## Begin MATERIAL FOR THIS TASK
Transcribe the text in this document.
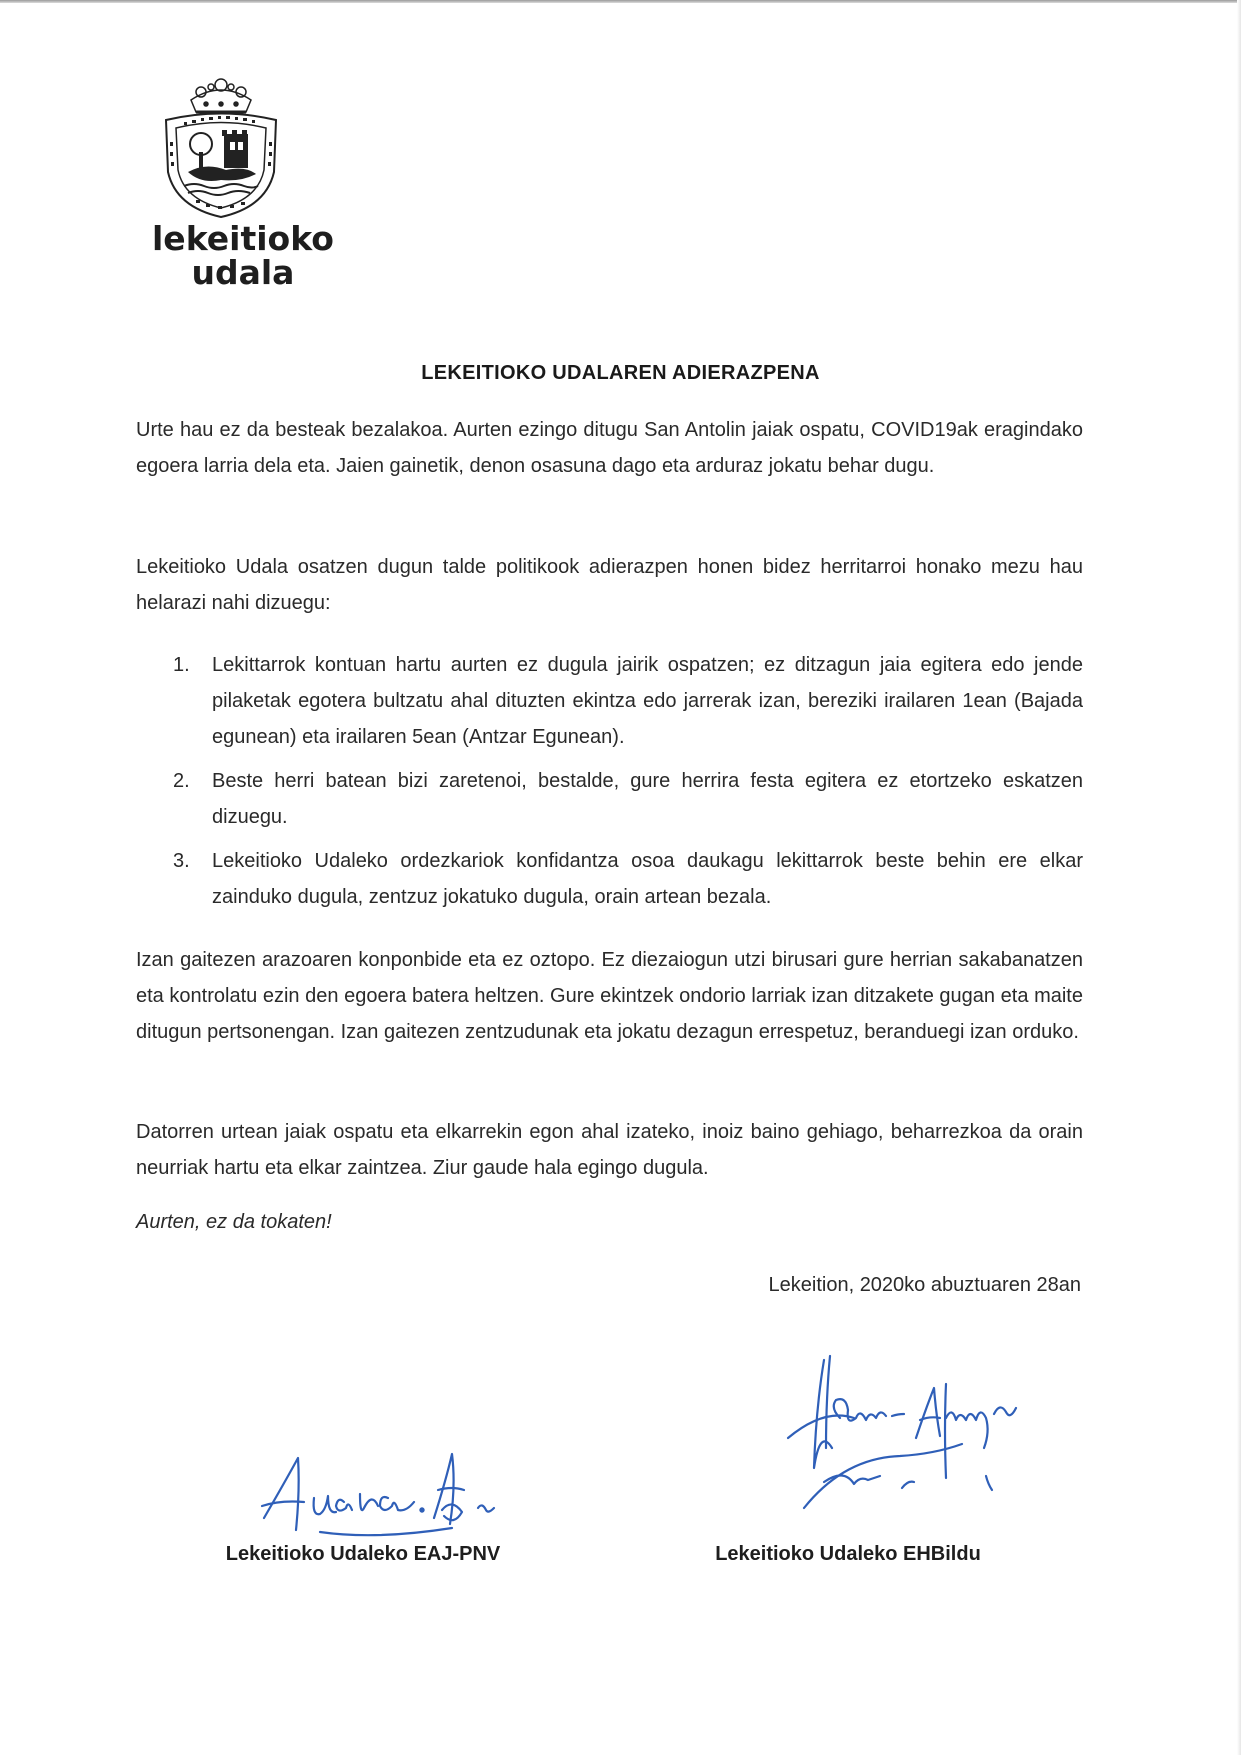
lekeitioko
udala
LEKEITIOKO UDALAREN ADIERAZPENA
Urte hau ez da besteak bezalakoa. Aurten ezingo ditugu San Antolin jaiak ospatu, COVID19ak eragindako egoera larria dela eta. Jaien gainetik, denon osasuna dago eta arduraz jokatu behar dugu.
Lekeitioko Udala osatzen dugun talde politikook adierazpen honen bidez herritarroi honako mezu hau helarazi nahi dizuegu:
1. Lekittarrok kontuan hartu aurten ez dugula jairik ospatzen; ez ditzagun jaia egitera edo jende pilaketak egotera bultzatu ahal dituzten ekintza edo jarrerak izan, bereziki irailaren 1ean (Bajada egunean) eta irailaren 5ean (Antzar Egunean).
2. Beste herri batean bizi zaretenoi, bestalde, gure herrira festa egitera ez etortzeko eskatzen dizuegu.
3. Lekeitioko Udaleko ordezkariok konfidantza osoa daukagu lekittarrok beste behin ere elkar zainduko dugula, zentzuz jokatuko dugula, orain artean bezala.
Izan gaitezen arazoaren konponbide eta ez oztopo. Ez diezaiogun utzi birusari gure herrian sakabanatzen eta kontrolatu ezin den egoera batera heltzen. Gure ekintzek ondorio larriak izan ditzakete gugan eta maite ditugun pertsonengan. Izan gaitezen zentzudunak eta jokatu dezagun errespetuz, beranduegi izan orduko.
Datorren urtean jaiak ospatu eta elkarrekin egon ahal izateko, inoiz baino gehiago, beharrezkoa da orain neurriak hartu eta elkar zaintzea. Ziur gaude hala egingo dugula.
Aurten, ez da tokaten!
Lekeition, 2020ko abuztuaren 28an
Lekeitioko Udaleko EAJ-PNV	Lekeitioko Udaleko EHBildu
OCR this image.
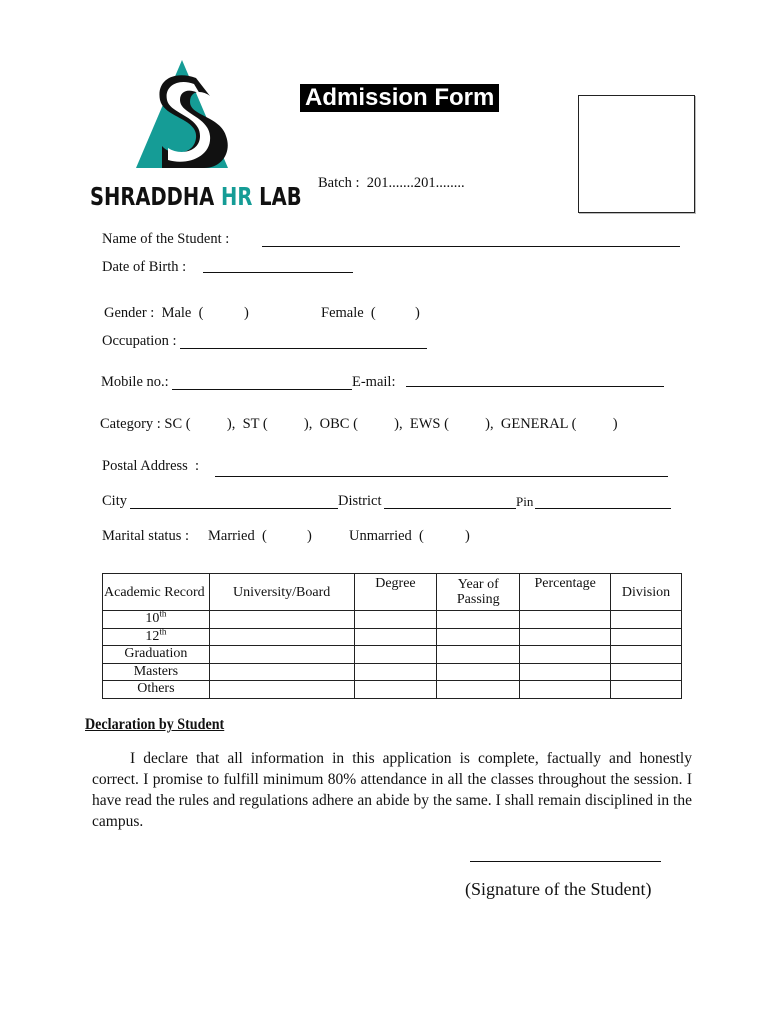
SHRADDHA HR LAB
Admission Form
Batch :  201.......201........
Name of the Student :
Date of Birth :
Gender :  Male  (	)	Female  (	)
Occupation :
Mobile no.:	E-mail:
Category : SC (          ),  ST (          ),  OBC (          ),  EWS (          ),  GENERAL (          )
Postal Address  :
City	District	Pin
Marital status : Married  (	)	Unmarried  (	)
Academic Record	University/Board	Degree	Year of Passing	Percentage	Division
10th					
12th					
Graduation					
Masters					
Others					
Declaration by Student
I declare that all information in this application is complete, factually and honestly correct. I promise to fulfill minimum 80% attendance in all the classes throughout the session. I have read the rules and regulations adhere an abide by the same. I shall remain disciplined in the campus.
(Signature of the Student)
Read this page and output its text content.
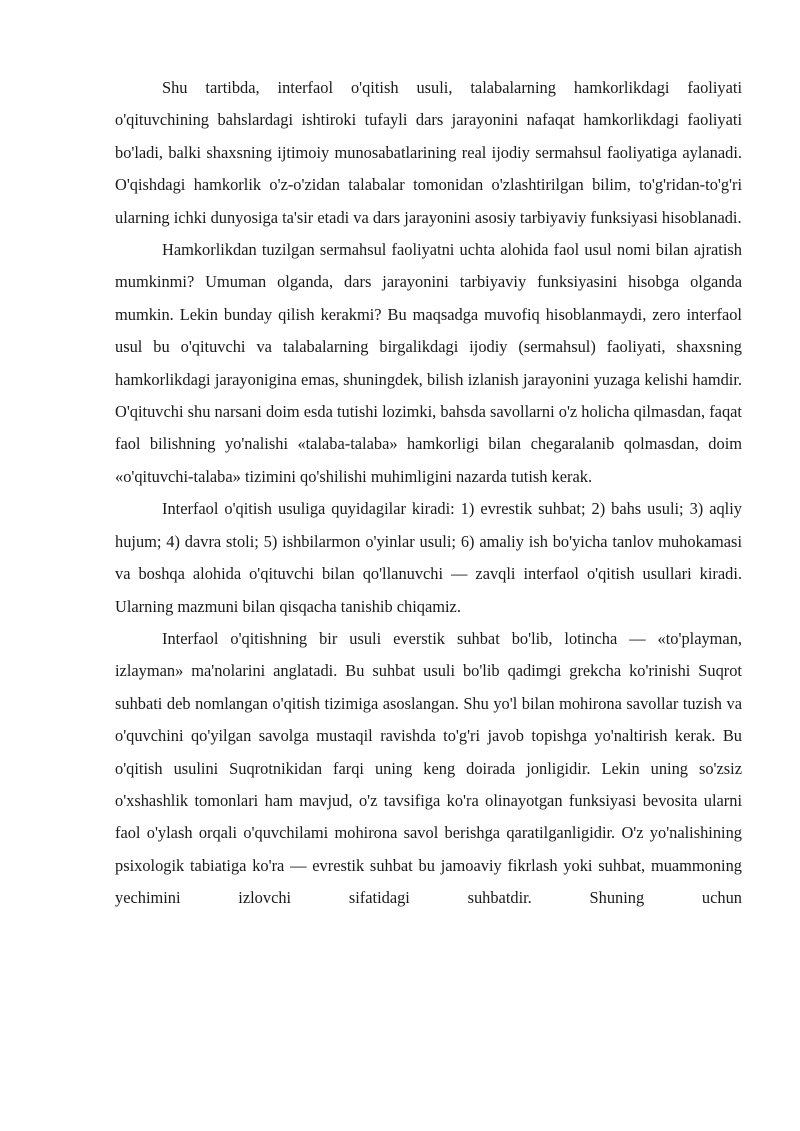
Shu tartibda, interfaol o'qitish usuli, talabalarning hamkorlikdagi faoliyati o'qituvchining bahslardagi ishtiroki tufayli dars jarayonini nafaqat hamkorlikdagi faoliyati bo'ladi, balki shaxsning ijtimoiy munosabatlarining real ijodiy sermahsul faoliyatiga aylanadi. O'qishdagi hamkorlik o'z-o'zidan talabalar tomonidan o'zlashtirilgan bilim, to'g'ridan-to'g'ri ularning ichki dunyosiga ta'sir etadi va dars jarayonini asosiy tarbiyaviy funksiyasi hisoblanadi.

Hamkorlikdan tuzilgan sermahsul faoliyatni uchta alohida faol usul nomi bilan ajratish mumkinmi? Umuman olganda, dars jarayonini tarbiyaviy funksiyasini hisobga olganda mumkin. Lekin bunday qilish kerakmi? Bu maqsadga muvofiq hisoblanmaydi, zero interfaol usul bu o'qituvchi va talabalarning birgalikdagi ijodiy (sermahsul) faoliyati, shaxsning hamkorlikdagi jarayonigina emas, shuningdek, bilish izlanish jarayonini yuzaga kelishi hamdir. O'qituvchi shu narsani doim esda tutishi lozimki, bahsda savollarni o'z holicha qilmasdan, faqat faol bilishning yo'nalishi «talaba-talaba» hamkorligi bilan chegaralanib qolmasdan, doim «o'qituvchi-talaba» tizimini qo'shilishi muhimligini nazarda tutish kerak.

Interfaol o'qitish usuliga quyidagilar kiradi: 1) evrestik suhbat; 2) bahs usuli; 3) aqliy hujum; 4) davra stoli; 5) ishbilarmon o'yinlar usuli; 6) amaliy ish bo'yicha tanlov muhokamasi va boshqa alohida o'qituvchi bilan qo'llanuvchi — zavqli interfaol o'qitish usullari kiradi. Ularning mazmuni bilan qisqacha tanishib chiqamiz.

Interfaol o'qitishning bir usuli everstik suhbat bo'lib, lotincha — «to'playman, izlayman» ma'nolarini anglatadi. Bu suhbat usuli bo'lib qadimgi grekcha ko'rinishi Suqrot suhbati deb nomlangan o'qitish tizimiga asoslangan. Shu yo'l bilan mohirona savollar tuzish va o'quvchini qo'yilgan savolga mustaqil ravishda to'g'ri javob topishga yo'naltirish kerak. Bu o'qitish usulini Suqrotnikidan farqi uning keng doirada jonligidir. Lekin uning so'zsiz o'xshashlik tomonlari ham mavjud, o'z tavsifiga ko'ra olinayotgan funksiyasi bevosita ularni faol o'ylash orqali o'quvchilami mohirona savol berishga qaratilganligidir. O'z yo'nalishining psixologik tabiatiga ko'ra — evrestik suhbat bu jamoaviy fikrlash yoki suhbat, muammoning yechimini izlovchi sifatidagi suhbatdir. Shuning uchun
## End MATERIAL FOR THIS TASK
> _WHAT TO DO_
Take every line from the records above that has the word "text" and copy it.

> _EXERCISE RESPONSE_
Transcribe the text in this document.
Read this page and output its text content.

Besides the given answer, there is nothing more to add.